-- WHAT THIS TASK INVOLVES --
Narrow the data below down to the lines containing "file".

━━━━━ EXTRACTED INFORMATION ━━━━━

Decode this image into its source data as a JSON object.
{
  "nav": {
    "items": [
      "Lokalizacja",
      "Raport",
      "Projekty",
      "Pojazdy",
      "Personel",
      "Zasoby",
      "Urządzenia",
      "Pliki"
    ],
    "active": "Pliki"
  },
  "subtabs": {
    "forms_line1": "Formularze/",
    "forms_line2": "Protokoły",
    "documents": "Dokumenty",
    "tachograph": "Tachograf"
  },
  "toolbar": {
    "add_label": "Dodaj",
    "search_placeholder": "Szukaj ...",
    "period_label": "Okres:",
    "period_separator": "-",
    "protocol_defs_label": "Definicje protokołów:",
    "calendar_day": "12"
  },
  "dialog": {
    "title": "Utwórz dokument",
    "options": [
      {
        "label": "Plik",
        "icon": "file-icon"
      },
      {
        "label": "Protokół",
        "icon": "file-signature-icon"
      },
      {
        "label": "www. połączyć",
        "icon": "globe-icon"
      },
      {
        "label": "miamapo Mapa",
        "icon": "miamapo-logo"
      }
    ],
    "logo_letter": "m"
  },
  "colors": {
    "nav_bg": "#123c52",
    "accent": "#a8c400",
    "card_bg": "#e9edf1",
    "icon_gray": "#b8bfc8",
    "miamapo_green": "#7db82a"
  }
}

━━━━━

-- WRITTEN RESPONSE --
        "icon": "file-icon"
        "icon": "file-signature-icon"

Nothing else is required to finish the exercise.